──────── The records ────────

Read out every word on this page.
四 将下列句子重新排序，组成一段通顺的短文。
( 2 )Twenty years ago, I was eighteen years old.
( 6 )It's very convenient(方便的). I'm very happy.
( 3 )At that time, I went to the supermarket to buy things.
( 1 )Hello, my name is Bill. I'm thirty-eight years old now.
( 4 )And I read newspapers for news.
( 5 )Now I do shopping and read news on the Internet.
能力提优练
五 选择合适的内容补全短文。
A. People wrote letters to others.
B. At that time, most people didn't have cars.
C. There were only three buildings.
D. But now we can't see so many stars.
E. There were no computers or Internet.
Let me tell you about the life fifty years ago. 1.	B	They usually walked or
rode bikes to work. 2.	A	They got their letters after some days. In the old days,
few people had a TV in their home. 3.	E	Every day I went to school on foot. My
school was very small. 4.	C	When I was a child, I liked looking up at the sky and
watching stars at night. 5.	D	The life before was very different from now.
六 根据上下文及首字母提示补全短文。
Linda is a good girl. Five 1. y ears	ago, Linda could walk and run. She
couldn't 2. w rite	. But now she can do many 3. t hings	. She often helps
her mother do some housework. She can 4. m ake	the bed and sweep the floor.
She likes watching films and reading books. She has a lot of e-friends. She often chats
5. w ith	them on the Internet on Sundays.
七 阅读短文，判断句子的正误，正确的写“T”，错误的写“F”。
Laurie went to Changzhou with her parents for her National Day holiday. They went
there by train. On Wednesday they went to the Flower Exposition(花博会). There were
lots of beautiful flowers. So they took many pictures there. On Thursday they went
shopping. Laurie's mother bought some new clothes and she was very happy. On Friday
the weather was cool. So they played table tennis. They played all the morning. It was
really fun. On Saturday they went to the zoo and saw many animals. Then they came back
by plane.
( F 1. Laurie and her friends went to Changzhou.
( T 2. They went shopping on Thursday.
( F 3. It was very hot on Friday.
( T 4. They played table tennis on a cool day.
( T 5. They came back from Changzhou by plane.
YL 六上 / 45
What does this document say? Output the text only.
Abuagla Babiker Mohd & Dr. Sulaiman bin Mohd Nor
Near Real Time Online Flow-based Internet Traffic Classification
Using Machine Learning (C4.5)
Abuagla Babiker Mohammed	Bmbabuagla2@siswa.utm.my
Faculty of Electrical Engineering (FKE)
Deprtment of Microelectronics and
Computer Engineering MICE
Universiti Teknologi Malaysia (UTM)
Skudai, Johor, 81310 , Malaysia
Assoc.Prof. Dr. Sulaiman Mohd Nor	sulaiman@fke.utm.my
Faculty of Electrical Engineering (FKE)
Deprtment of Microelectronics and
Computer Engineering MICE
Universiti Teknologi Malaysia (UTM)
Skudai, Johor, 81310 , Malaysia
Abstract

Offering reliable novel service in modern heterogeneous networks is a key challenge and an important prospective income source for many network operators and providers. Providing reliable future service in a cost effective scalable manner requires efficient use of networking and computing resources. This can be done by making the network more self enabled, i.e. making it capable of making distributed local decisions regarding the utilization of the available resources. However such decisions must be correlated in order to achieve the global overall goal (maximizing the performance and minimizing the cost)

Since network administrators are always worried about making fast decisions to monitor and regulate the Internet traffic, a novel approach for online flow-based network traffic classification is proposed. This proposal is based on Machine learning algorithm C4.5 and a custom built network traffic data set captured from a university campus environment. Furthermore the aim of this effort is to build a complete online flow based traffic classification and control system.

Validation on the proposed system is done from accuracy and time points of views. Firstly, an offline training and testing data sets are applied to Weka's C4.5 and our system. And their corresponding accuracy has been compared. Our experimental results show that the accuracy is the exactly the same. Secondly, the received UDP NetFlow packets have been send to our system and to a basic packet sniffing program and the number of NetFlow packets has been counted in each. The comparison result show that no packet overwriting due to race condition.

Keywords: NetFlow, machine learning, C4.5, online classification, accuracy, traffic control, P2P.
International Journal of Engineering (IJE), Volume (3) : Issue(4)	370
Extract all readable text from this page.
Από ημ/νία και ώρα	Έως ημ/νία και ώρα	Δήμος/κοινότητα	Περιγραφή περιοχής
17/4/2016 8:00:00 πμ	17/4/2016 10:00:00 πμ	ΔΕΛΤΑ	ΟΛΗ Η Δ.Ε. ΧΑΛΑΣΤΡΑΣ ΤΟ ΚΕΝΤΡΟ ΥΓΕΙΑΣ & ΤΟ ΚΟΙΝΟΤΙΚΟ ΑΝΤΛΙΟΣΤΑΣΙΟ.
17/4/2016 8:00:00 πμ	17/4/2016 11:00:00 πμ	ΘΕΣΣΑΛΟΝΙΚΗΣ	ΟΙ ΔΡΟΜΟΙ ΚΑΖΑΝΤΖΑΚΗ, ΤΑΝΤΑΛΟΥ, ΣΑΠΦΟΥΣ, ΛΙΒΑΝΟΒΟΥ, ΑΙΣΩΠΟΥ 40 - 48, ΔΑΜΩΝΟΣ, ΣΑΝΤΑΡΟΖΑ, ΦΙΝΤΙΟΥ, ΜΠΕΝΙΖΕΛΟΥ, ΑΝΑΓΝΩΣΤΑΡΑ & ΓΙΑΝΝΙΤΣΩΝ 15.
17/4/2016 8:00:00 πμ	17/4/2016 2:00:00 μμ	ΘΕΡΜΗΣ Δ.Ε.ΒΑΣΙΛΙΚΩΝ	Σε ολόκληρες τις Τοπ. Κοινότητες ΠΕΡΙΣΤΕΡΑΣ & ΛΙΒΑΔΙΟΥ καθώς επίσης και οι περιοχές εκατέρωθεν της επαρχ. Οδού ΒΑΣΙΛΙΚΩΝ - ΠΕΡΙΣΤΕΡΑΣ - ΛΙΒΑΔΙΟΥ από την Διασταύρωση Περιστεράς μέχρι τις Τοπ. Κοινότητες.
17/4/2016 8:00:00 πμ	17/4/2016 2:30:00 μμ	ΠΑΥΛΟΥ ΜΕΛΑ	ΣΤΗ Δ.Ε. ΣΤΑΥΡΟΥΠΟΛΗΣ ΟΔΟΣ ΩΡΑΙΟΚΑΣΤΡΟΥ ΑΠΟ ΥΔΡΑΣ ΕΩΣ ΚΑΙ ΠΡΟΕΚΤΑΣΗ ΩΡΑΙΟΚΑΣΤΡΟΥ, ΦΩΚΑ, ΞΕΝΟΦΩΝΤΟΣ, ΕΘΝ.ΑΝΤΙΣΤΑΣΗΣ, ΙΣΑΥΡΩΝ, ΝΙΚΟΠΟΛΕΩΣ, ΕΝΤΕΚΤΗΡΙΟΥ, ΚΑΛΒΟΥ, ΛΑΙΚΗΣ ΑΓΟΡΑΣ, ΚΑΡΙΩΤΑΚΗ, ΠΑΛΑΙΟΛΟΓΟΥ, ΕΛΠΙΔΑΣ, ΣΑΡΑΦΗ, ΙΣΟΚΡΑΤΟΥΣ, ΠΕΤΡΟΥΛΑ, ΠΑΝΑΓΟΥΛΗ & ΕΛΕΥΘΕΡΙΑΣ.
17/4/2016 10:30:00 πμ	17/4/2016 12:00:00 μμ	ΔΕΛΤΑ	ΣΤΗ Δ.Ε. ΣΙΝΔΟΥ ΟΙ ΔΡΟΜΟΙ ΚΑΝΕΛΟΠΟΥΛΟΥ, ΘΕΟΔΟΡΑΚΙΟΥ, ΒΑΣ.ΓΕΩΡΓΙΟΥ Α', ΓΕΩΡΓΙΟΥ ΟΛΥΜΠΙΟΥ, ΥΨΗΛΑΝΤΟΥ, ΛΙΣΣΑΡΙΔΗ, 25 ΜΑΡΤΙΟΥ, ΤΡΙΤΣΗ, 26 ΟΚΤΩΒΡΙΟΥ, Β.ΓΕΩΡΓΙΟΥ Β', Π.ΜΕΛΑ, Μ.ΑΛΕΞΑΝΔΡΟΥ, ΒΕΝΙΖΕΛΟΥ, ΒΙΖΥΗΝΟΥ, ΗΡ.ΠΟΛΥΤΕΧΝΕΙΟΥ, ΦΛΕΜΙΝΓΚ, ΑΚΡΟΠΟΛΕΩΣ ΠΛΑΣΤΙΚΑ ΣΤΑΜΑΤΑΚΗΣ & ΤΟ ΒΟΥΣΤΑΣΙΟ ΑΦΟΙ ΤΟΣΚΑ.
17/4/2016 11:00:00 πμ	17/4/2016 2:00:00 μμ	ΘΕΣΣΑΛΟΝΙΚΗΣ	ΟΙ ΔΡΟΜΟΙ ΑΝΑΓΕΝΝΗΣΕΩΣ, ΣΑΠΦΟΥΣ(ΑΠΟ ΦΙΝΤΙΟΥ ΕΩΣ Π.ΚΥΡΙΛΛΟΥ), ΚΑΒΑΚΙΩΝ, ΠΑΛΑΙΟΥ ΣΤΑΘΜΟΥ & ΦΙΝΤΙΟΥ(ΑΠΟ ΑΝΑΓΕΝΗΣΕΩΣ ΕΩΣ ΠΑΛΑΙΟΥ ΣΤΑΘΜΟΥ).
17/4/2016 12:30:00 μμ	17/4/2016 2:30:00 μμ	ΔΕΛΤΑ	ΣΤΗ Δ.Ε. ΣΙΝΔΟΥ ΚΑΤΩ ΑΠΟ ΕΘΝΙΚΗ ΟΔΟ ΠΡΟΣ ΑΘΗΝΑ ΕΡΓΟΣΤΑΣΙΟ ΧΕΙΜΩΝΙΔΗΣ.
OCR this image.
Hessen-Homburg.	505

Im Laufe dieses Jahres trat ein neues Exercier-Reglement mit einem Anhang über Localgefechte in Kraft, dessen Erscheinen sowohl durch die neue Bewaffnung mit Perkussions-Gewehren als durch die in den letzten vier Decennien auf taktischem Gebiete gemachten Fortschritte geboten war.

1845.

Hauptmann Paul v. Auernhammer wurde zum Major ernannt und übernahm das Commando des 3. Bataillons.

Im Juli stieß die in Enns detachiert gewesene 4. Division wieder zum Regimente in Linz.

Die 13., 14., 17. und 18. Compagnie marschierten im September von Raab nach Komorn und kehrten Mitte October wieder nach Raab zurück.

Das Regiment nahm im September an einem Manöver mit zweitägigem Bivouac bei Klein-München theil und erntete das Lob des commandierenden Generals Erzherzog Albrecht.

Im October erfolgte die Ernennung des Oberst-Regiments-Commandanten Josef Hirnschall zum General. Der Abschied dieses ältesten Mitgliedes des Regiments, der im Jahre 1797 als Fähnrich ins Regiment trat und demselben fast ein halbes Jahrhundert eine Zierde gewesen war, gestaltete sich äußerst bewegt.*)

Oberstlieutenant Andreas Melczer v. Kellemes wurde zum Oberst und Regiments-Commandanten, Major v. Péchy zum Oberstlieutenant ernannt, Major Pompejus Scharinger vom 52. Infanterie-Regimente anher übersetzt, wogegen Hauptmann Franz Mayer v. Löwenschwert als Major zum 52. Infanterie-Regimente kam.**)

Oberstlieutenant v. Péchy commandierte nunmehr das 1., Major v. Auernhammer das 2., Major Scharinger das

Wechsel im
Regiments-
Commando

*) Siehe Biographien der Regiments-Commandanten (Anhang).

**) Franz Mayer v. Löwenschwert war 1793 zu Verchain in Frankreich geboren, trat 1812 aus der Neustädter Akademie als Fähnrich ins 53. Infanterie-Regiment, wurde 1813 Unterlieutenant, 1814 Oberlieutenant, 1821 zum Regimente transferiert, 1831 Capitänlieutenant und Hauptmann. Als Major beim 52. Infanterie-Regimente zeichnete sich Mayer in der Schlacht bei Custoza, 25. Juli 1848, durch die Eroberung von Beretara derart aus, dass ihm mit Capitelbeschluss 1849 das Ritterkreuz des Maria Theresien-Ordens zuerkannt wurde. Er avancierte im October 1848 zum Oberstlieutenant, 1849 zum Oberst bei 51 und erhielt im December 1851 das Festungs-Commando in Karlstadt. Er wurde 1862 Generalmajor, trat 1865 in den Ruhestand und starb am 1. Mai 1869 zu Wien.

────────

> _Your objective_:
Search the data for "ernannt" and list every line in which it occurs.

> _Answer to this problem_:
Hauptmann Paul v. Auernhammer wurde zum Major ernannt und übernahm das Commando des 3. Bataillons.
Oberstlieutenant Andreas Melczer v. Kellemes wurde zum Oberst und Regiments-Commandanten, Major v. Péchy zum Oberstlieutenant ernannt, Major Pompejus Scharinger vom 52. Infanterie-Regimente anher übersetzt, wogegen Hauptmann Franz Mayer v. Löwenschwert als Major zum 52. Infanterie-Regimente kam.**)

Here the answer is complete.